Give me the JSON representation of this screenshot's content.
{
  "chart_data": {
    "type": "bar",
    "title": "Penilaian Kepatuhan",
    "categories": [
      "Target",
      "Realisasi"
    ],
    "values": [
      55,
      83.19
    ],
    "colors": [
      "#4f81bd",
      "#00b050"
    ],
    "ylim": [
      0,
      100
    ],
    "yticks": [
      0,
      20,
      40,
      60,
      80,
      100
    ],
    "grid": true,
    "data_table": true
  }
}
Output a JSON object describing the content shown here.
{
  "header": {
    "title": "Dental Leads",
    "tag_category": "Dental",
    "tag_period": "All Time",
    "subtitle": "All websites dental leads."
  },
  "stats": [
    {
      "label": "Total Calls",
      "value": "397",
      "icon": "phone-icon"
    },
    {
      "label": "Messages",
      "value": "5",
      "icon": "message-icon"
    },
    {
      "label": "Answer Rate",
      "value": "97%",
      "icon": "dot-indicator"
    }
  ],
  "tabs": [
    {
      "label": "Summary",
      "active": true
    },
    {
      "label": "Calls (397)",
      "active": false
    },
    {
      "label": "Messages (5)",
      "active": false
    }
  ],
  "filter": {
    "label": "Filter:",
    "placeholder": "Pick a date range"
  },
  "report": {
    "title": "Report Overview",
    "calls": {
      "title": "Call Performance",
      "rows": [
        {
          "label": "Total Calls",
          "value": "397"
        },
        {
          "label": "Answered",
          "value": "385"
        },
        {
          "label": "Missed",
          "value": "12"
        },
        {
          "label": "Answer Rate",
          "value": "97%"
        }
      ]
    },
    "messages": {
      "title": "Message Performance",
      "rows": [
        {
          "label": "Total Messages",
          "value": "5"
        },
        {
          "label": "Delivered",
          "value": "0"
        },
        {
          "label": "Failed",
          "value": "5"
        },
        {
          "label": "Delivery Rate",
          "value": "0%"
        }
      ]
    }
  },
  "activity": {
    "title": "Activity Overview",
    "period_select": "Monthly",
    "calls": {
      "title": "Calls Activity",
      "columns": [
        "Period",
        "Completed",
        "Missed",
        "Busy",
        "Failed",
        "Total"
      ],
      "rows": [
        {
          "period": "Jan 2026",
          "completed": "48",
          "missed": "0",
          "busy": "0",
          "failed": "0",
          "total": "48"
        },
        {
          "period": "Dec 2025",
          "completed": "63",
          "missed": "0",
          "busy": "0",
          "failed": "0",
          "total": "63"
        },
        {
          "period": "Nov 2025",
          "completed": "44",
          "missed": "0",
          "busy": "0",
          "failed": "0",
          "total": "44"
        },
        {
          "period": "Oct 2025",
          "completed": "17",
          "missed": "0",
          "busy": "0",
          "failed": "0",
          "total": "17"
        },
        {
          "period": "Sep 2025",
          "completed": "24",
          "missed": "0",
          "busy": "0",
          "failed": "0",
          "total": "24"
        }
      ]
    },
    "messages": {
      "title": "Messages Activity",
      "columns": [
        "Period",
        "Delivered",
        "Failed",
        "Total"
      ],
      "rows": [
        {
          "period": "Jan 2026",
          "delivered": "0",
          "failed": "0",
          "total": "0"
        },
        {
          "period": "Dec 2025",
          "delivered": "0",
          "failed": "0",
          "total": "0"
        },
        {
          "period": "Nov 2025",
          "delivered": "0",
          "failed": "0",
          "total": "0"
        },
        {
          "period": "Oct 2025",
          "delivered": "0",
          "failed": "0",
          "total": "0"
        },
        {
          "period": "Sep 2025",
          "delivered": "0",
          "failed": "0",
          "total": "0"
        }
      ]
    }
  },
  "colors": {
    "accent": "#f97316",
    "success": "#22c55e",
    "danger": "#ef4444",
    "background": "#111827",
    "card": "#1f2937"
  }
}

※ ※ ※

_Problem to solve_
Extract all of the data shown above and repeat it verbatim.

_Full output_
Give me the JSON representation of this screenshot's content.
{
  "chart_data": {
    "type": "bar",
    "title": "Penilaian Kepatuhan",
    "categories": [
      "Target",
      "Realisasi"
    ],
    "values": [
      55,
      83.19
    ],
    "colors": [
      "#4f81bd",
      "#00b050"
    ],
    "ylim": [
      0,
      100
    ],
    "yticks": [
      0,
      20,
      40,
      60,
      80,
      100
    ],
    "grid": true,
    "data_table": true
  }
}
Output a JSON object describing the content shown here.
{
  "header": {
    "title": "Dental Leads",
    "tag_category": "Dental",
    "tag_period": "All Time",
    "subtitle": "All websites dental leads."
  },
  "stats": [
    {
      "label": "Total Calls",
      "value": "397",
      "icon": "phone-icon"
    },
    {
      "label": "Messages",
      "value": "5",
      "icon": "message-icon"
    },
    {
      "label": "Answer Rate",
      "value": "97%",
      "icon": "dot-indicator"
    }
  ],
  "tabs": [
    {
      "label": "Summary",
      "active": true
    },
    {
      "label": "Calls (397)",
      "active": false
    },
    {
      "label": "Messages (5)",
      "active": false
    }
  ],
  "filter": {
    "label": "Filter:",
    "placeholder": "Pick a date range"
  },
  "report": {
    "title": "Report Overview",
    "calls": {
      "title": "Call Performance",
      "rows": [
        {
          "label": "Total Calls",
          "value": "397"
        },
        {
          "label": "Answered",
          "value": "385"
        },
        {
          "label": "Missed",
          "value": "12"
        },
        {
          "label": "Answer Rate",
          "value": "97%"
        }
      ]
    },
    "messages": {
      "title": "Message Performance",
      "rows": [
        {
          "label": "Total Messages",
          "value": "5"
        },
        {
          "label": "Delivered",
          "value": "0"
        },
        {
          "label": "Failed",
          "value": "5"
        },
        {
          "label": "Delivery Rate",
          "value": "0%"
        }
      ]
    }
  },
  "activity": {
    "title": "Activity Overview",
    "period_select": "Monthly",
    "calls": {
      "title": "Calls Activity",
      "columns": [
        "Period",
        "Completed",
        "Missed",
        "Busy",
        "Failed",
        "Total"
      ],
      "rows": [
        {
          "period": "Jan 2026",
          "completed": "48",
          "missed": "0",
          "busy": "0",
          "failed": "0",
          "total": "48"
        },
        {
          "period": "Dec 2025",
          "completed": "63",
          "missed": "0",
          "busy": "0",
          "failed": "0",
          "total": "63"
        },
        {
          "period": "Nov 2025",
          "completed": "44",
          "missed": "0",
          "busy": "0",
          "failed": "0",
          "total": "44"
        },
        {
          "period": "Oct 2025",
          "completed": "17",
          "missed": "0",
          "busy": "0",
          "failed": "0",
          "total": "17"
        },
        {
          "period": "Sep 2025",
          "completed": "24",
          "missed": "0",
          "busy": "0",
          "failed": "0",
          "total": "24"
        }
      ]
    },
    "messages": {
      "title": "Messages Activity",
      "columns": [
        "Period",
        "Delivered",
        "Failed",
        "Total"
      ],
      "rows": [
        {
          "period": "Jan 2026",
          "delivered": "0",
          "failed": "0",
          "total": "0"
        },
        {
          "period": "Dec 2025",
          "delivered": "0",
          "failed": "0",
          "total": "0"
        },
        {
          "period": "Nov 2025",
          "delivered": "0",
          "failed": "0",
          "total": "0"
        },
        {
          "period": "Oct 2025",
          "delivered": "0",
          "failed": "0",
          "total": "0"
        },
        {
          "period": "Sep 2025",
          "delivered": "0",
          "failed": "0",
          "total": "0"
        }
      ]
    }
  },
  "colors": {
    "accent": "#f97316",
    "success": "#22c55e",
    "danger": "#ef4444",
    "background": "#111827",
    "card": "#1f2937"
  }
}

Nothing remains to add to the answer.